§ **Problem description**
Scan the data for "this" and copy the lines it appears in.

§ **Records shown**
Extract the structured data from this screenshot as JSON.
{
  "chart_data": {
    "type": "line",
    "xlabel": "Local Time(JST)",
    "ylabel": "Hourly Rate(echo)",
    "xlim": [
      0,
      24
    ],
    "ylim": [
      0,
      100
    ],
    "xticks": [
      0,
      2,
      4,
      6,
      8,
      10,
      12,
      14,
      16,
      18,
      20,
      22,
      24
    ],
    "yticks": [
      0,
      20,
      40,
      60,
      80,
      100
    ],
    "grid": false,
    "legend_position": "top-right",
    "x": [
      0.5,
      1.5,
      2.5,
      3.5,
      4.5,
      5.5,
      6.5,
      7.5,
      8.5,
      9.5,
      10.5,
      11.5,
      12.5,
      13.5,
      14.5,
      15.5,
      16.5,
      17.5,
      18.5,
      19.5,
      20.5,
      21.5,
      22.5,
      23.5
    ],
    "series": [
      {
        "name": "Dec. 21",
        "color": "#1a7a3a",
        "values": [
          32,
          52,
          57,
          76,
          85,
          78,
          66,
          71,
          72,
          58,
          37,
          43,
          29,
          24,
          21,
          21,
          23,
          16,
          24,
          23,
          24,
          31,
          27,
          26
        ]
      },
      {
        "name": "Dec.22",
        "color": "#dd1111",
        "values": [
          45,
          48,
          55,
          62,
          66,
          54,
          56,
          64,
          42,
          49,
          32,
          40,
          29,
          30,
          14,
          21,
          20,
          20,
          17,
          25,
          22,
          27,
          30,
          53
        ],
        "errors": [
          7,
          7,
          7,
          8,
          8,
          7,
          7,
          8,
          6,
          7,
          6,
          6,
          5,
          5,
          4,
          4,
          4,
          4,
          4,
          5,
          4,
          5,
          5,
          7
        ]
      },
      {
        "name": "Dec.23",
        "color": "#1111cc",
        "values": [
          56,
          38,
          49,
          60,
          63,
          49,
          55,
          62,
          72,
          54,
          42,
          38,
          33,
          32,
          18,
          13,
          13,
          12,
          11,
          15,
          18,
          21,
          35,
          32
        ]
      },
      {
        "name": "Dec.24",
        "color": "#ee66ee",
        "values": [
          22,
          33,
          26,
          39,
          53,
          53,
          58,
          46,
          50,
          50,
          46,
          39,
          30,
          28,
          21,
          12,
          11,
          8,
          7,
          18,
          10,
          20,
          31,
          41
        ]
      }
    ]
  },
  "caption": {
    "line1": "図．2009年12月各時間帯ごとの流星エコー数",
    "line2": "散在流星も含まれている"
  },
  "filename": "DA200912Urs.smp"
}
==
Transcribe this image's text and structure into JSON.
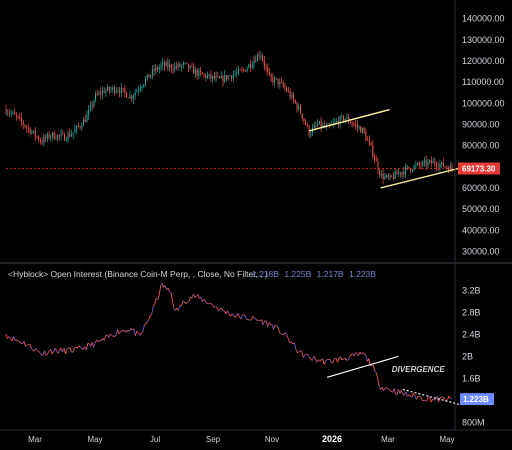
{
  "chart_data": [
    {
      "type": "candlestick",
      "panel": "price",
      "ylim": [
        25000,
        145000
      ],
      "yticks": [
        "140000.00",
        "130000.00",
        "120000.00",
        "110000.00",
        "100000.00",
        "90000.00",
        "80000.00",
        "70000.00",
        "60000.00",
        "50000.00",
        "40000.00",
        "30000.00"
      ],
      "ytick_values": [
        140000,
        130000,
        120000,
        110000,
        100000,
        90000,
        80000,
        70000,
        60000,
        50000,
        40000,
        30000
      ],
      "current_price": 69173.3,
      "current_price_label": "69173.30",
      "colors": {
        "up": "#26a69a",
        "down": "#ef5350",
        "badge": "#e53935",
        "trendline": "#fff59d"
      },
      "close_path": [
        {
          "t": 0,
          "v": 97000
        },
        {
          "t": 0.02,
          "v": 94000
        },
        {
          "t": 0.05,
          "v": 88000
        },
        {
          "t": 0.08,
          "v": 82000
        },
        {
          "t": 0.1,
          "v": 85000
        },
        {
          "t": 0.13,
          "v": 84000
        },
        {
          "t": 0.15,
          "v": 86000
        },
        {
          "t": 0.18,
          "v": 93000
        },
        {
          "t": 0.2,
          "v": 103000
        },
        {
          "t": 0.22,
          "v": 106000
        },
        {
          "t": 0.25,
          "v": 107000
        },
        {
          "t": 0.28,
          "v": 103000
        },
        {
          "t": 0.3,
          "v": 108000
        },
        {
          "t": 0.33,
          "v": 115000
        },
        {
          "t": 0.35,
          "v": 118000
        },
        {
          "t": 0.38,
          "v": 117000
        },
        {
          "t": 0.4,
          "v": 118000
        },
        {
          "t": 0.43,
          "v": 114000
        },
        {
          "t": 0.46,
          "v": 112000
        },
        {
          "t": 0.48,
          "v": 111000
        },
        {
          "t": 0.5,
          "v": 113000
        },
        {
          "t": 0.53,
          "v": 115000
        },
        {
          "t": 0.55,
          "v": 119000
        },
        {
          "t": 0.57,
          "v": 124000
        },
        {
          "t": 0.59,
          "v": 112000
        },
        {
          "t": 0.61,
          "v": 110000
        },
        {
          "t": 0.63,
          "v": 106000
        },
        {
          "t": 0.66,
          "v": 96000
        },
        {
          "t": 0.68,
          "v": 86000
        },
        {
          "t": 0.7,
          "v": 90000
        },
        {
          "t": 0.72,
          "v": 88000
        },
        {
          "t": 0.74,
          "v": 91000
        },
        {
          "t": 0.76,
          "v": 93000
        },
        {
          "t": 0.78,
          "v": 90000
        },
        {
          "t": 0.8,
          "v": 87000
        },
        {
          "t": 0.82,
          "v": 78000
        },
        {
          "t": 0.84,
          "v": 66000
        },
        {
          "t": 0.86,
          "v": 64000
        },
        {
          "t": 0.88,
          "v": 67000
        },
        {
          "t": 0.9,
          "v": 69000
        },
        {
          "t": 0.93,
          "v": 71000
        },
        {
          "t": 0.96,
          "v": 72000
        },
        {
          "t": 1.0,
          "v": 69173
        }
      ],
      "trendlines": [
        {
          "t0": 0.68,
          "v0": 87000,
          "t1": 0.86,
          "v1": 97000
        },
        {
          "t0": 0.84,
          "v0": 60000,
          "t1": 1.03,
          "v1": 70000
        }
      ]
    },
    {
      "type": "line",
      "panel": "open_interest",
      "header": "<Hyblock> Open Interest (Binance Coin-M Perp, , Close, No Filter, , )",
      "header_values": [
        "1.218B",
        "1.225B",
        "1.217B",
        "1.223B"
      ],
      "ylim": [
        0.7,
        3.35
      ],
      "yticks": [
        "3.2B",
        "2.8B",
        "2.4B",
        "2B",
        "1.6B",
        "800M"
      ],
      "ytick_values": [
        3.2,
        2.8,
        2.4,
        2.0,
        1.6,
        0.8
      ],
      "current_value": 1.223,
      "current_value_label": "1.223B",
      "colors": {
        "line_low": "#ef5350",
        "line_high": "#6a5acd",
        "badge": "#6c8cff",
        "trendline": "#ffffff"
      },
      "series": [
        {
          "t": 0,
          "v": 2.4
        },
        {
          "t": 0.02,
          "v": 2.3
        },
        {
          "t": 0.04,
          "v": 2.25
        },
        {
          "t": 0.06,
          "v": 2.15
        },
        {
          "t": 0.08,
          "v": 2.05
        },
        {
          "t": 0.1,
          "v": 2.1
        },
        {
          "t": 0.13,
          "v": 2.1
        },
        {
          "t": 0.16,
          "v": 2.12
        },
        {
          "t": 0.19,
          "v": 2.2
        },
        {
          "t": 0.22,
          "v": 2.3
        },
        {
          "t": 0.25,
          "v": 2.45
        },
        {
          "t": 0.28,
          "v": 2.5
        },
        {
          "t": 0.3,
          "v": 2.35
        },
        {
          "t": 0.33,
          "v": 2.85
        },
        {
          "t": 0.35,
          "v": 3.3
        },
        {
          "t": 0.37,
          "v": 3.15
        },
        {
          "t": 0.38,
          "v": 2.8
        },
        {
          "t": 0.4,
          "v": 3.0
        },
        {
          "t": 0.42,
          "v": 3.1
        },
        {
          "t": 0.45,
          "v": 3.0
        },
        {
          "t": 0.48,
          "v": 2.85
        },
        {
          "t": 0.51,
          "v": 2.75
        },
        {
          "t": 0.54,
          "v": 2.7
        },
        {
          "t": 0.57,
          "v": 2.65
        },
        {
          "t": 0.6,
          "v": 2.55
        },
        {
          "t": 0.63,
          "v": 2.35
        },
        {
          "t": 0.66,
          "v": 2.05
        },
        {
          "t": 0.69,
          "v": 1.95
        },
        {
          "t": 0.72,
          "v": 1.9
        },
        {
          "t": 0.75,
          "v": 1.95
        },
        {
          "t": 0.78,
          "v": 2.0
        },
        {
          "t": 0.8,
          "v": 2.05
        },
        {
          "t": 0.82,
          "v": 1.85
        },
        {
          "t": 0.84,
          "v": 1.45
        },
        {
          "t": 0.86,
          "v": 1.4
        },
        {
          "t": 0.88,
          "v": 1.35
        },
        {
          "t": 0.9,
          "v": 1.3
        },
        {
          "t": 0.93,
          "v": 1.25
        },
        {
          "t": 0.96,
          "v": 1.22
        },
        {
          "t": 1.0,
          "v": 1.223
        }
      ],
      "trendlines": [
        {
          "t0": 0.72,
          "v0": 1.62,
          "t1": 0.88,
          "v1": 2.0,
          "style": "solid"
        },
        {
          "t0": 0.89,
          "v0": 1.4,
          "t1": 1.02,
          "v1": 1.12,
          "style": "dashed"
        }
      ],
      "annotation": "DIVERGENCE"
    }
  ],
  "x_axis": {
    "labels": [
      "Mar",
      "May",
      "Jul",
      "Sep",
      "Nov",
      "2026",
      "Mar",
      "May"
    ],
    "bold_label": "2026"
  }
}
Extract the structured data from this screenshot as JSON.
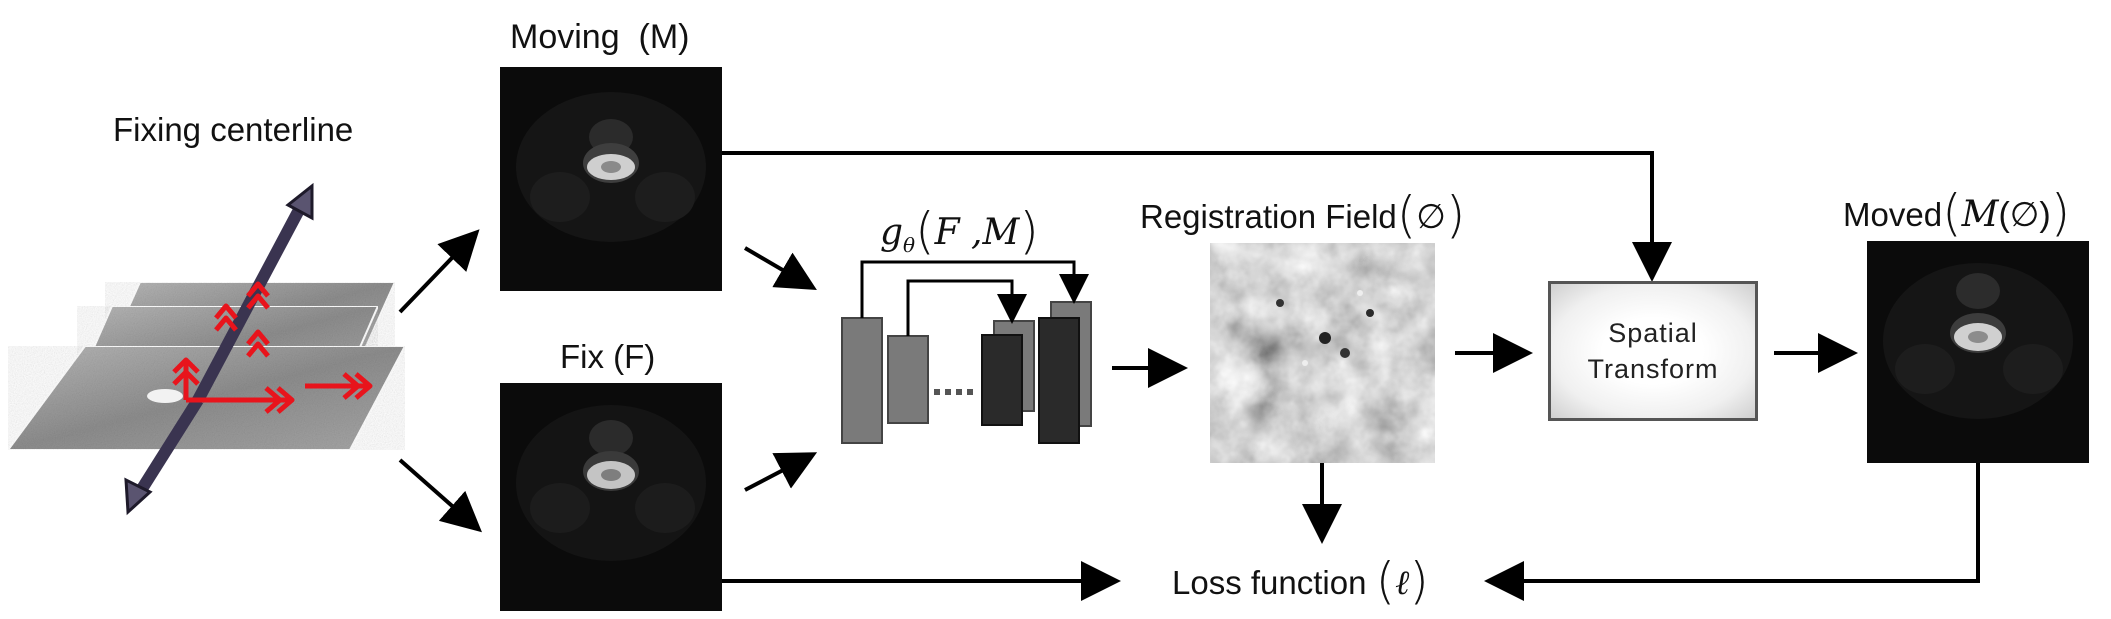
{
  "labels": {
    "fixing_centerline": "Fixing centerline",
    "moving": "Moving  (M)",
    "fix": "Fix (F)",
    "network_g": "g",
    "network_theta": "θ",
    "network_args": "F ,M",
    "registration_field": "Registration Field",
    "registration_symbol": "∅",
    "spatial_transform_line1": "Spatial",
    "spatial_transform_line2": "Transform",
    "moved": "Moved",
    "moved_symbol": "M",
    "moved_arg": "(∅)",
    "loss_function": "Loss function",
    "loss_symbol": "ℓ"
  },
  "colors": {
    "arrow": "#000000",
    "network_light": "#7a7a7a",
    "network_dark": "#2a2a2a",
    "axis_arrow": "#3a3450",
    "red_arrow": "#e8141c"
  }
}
--
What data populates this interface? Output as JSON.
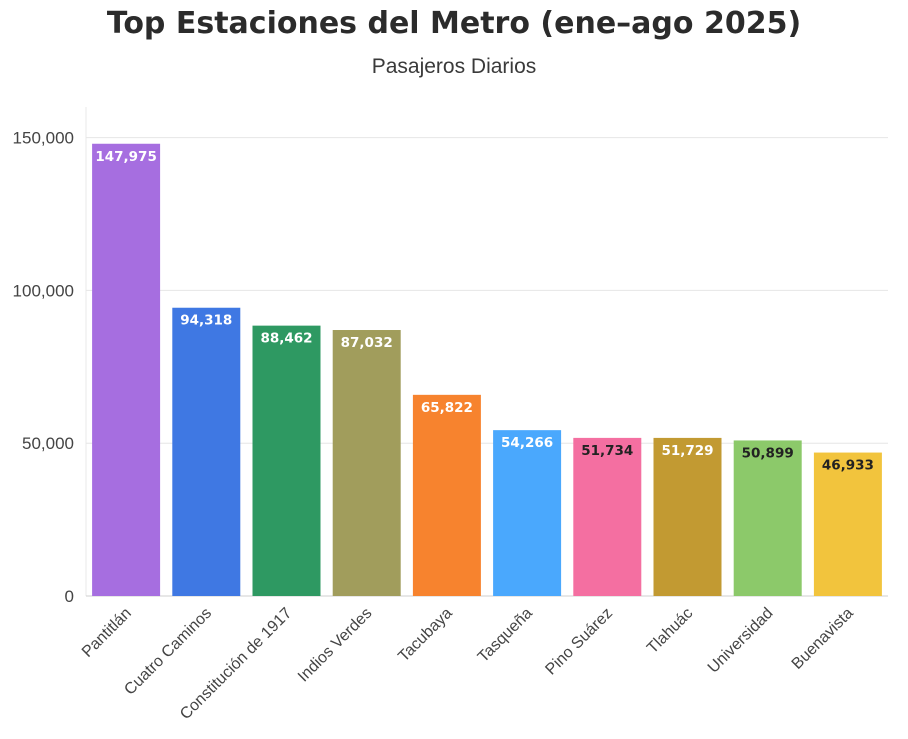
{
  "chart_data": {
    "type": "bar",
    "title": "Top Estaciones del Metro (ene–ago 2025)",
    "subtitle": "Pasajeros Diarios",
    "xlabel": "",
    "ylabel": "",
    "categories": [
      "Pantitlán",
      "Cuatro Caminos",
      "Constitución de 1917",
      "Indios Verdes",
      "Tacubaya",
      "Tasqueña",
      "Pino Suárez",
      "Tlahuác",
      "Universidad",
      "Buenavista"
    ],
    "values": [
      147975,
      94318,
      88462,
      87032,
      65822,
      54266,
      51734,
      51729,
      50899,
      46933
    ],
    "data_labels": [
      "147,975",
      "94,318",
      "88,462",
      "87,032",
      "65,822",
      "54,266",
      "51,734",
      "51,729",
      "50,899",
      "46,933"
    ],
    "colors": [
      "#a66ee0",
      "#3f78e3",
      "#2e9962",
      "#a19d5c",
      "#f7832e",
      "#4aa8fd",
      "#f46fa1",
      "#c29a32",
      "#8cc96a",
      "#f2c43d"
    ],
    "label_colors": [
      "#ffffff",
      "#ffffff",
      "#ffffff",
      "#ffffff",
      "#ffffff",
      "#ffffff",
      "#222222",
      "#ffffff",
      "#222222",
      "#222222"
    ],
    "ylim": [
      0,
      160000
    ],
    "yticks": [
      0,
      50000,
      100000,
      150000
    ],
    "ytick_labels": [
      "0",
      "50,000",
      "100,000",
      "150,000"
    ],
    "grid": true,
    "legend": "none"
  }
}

§ **Exercise response**
Extract the structured data from this screenshot as JSON.
Transcribe this image's text and structure into JSON.
Extract the structured data from this screenshot as JSON.
What data populates this interface? Output as JSON.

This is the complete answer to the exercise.